Exercise aim: Below is the data. Give it again, complete and exact.

"""

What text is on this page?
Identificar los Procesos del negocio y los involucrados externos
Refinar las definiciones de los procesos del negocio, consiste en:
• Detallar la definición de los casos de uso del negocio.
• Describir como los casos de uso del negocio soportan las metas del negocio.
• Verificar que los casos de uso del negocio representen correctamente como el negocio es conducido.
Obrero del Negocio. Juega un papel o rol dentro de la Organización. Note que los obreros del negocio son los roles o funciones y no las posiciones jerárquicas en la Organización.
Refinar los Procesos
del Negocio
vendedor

"""

Answer for this exercise:
What text is on this page?
Identificar los Procesos del negocio y los involucrados externos
Refinar las definiciones de los procesos del negocio, consiste en:
• Detallar la definición de los casos de uso del negocio.
• Describir como los casos de uso del negocio soportan las metas del negocio.
• Verificar que los casos de uso del negocio representen correctamente como el negocio es conducido.
Obrero del Negocio. Juega un papel o rol dentro de la Organización. Note que los obreros del negocio son los roles o funciones y no las posiciones jerárquicas en la Organización.
Refinar los Procesos
del Negocio
vendedor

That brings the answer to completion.